## Dataset entries
_ _ _ _ _ _ _
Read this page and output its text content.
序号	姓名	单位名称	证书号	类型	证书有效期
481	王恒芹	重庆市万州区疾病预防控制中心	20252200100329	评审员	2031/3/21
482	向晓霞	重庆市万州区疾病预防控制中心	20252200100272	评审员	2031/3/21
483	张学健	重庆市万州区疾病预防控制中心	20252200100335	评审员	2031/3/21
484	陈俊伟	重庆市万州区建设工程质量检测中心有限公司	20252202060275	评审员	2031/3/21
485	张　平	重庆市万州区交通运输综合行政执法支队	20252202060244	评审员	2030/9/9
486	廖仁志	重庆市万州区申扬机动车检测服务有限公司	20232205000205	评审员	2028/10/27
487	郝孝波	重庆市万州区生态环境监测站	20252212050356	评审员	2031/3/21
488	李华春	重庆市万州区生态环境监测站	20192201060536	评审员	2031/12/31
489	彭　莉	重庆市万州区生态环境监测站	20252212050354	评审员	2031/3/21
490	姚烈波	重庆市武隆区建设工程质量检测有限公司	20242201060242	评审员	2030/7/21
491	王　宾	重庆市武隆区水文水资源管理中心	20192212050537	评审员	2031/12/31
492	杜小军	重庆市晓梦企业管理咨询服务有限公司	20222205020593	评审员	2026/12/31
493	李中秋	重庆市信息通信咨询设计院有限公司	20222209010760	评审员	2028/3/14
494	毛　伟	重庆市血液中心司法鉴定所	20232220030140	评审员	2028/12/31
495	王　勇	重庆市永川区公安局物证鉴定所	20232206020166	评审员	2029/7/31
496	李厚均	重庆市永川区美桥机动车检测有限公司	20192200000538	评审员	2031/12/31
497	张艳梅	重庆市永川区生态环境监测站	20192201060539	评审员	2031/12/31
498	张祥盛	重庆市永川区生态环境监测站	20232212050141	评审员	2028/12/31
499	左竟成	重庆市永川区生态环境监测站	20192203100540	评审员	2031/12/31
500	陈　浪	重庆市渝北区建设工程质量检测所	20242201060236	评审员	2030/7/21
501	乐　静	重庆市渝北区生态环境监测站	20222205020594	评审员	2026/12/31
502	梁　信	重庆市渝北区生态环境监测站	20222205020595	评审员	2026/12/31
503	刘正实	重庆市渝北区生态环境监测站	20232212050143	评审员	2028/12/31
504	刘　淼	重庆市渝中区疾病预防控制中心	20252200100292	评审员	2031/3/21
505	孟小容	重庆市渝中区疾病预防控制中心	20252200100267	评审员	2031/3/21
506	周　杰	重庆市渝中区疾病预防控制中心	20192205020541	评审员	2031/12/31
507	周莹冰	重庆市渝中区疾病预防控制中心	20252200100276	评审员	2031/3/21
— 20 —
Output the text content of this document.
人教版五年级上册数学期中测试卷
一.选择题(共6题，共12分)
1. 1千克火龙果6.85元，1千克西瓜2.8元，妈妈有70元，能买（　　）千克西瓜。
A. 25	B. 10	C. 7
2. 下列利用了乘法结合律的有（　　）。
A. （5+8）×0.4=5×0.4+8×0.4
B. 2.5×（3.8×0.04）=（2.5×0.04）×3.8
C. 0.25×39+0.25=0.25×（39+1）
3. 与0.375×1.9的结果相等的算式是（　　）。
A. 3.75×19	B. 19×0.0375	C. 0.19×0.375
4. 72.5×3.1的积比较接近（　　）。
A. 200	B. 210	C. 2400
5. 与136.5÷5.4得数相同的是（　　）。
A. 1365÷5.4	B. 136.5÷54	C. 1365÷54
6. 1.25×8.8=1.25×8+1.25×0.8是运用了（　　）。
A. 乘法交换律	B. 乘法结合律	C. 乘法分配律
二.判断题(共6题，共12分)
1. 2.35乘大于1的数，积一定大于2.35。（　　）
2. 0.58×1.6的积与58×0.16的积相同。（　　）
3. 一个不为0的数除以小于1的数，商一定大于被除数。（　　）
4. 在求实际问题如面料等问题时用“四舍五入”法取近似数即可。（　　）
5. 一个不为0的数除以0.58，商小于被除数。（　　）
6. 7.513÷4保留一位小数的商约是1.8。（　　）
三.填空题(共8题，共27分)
_ _ _ _ _ _ _
## Exercise goal
Make a verbatim copy of every entry shown above.

## Exercise result
Read this page and output its text content.
序号	姓名	单位名称	证书号	类型	证书有效期
481	王恒芹	重庆市万州区疾病预防控制中心	20252200100329	评审员	2031/3/21
482	向晓霞	重庆市万州区疾病预防控制中心	20252200100272	评审员	2031/3/21
483	张学健	重庆市万州区疾病预防控制中心	20252200100335	评审员	2031/3/21
484	陈俊伟	重庆市万州区建设工程质量检测中心有限公司	20252202060275	评审员	2031/3/21
485	张　平	重庆市万州区交通运输综合行政执法支队	20252202060244	评审员	2030/9/9
486	廖仁志	重庆市万州区申扬机动车检测服务有限公司	20232205000205	评审员	2028/10/27
487	郝孝波	重庆市万州区生态环境监测站	20252212050356	评审员	2031/3/21
488	李华春	重庆市万州区生态环境监测站	20192201060536	评审员	2031/12/31
489	彭　莉	重庆市万州区生态环境监测站	20252212050354	评审员	2031/3/21
490	姚烈波	重庆市武隆区建设工程质量检测有限公司	20242201060242	评审员	2030/7/21
491	王　宾	重庆市武隆区水文水资源管理中心	20192212050537	评审员	2031/12/31
492	杜小军	重庆市晓梦企业管理咨询服务有限公司	20222205020593	评审员	2026/12/31
493	李中秋	重庆市信息通信咨询设计院有限公司	20222209010760	评审员	2028/3/14
494	毛　伟	重庆市血液中心司法鉴定所	20232220030140	评审员	2028/12/31
495	王　勇	重庆市永川区公安局物证鉴定所	20232206020166	评审员	2029/7/31
496	李厚均	重庆市永川区美桥机动车检测有限公司	20192200000538	评审员	2031/12/31
497	张艳梅	重庆市永川区生态环境监测站	20192201060539	评审员	2031/12/31
498	张祥盛	重庆市永川区生态环境监测站	20232212050141	评审员	2028/12/31
499	左竟成	重庆市永川区生态环境监测站	20192203100540	评审员	2031/12/31
500	陈　浪	重庆市渝北区建设工程质量检测所	20242201060236	评审员	2030/7/21
501	乐　静	重庆市渝北区生态环境监测站	20222205020594	评审员	2026/12/31
502	梁　信	重庆市渝北区生态环境监测站	20222205020595	评审员	2026/12/31
503	刘正实	重庆市渝北区生态环境监测站	20232212050143	评审员	2028/12/31
504	刘　淼	重庆市渝中区疾病预防控制中心	20252200100292	评审员	2031/3/21
505	孟小容	重庆市渝中区疾病预防控制中心	20252200100267	评审员	2031/3/21
506	周　杰	重庆市渝中区疾病预防控制中心	20192205020541	评审员	2031/12/31
507	周莹冰	重庆市渝中区疾病预防控制中心	20252200100276	评审员	2031/3/21
— 20 —
Output the text content of this document.
人教版五年级上册数学期中测试卷
一.选择题(共6题，共12分)
1. 1千克火龙果6.85元，1千克西瓜2.8元，妈妈有70元，能买（　　）千克西瓜。
A. 25	B. 10	C. 7
2. 下列利用了乘法结合律的有（　　）。
A. （5+8）×0.4=5×0.4+8×0.4
B. 2.5×（3.8×0.04）=（2.5×0.04）×3.8
C. 0.25×39+0.25=0.25×（39+1）
3. 与0.375×1.9的结果相等的算式是（　　）。
A. 3.75×19	B. 19×0.0375	C. 0.19×0.375
4. 72.5×3.1的积比较接近（　　）。
A. 200	B. 210	C. 2400
5. 与136.5÷5.4得数相同的是（　　）。
A. 1365÷5.4	B. 136.5÷54	C. 1365÷54
6. 1.25×8.8=1.25×8+1.25×0.8是运用了（　　）。
A. 乘法交换律	B. 乘法结合律	C. 乘法分配律
二.判断题(共6题，共12分)
1. 2.35乘大于1的数，积一定大于2.35。（　　）
2. 0.58×1.6的积与58×0.16的积相同。（　　）
3. 一个不为0的数除以小于1的数，商一定大于被除数。（　　）
4. 在求实际问题如面料等问题时用“四舍五入”法取近似数即可。（　　）
5. 一个不为0的数除以0.58，商小于被除数。（　　）
6. 7.513÷4保留一位小数的商约是1.8。（　　）
三.填空题(共8题，共27分)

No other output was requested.